§ GIVEN EXERCISE:
Copy out the lines that include the word "color".

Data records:

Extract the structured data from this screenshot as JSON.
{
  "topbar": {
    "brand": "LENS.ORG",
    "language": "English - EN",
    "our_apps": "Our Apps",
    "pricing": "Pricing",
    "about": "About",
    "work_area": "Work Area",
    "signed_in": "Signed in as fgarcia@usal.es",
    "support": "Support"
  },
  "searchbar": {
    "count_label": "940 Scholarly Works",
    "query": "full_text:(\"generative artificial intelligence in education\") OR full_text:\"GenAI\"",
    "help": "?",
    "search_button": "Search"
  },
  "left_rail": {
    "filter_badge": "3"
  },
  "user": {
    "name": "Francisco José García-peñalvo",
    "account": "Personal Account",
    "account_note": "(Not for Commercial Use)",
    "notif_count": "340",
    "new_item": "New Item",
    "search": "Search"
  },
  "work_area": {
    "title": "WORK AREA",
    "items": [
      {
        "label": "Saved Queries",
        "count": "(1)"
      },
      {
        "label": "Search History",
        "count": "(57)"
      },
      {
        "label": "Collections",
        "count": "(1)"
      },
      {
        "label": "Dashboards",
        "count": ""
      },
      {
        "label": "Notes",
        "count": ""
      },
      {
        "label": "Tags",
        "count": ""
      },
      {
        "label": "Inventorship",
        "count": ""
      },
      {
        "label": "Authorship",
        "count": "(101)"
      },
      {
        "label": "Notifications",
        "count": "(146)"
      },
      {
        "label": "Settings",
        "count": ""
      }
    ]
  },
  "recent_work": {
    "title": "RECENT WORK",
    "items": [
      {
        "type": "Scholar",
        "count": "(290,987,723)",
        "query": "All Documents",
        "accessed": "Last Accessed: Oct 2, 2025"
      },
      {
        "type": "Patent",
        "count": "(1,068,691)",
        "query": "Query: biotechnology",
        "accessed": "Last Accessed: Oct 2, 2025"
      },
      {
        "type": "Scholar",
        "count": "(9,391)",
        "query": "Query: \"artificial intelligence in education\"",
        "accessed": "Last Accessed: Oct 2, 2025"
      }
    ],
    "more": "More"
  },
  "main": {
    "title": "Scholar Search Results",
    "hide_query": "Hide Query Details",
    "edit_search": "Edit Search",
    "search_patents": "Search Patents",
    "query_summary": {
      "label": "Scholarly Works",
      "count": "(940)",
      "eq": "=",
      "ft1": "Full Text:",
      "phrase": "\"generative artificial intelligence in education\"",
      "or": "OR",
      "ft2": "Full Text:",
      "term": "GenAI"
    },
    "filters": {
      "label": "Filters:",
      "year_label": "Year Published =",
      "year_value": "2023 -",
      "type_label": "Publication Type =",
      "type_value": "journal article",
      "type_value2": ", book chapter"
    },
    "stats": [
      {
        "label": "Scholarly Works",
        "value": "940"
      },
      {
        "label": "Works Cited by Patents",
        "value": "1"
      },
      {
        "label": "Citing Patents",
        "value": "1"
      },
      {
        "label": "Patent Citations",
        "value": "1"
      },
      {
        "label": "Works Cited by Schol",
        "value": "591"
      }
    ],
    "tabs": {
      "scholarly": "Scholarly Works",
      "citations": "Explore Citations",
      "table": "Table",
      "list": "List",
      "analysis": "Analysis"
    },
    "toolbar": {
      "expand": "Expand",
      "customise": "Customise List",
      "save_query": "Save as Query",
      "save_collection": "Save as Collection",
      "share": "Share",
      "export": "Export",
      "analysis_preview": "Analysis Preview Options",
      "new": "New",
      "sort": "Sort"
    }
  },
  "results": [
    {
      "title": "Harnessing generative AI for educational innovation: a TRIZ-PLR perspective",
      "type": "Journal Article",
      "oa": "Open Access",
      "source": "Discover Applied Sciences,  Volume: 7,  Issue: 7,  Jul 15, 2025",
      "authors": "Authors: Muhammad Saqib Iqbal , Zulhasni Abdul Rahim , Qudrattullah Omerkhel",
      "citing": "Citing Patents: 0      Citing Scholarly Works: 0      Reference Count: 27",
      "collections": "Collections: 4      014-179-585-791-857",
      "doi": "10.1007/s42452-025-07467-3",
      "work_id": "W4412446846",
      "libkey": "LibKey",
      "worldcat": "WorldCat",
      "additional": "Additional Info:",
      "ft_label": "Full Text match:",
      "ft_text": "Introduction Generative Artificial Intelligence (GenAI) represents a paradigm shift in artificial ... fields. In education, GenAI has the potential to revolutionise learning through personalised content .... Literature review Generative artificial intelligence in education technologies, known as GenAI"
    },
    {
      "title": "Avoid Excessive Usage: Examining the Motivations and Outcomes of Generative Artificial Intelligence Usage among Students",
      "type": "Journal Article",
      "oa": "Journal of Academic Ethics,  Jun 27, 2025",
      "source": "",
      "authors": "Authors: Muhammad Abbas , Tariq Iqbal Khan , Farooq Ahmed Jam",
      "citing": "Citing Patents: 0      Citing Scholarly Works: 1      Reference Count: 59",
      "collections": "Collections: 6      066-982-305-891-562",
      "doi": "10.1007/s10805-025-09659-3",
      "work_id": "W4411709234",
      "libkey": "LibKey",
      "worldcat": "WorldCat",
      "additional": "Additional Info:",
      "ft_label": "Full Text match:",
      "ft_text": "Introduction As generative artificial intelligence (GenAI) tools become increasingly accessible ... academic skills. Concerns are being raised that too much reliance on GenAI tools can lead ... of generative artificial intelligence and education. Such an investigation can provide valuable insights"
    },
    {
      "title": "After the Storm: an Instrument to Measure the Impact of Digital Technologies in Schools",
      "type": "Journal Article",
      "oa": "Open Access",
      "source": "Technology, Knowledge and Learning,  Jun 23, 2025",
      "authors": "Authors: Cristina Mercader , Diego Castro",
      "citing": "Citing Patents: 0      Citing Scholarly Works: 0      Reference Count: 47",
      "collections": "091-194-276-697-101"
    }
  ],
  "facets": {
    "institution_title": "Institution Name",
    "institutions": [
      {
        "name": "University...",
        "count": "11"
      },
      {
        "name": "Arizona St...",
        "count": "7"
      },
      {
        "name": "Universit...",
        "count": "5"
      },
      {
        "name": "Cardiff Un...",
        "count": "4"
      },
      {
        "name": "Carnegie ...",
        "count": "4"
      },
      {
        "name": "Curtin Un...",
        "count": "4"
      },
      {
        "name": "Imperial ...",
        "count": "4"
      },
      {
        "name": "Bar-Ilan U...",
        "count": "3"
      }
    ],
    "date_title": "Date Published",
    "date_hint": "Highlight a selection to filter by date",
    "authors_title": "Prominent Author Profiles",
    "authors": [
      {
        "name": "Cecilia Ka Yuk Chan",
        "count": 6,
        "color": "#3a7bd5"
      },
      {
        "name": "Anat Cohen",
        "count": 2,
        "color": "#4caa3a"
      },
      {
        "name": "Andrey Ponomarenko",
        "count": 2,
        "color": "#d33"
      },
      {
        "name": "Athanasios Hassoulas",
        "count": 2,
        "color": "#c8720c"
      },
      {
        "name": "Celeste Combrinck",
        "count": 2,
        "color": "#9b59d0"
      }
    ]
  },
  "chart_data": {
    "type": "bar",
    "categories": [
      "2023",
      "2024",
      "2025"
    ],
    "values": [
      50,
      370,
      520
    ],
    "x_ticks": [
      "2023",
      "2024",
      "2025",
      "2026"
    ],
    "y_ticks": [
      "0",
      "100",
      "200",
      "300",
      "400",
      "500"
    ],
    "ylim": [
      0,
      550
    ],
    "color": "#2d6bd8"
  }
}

§ PROBLEM SOLUTION:
        "color": "#3a7bd5"
        "color": "#4caa3a"
        "color": "#d33"
        "color": "#c8720c"
        "color": "#9b59d0"
    "color": "#2d6bd8"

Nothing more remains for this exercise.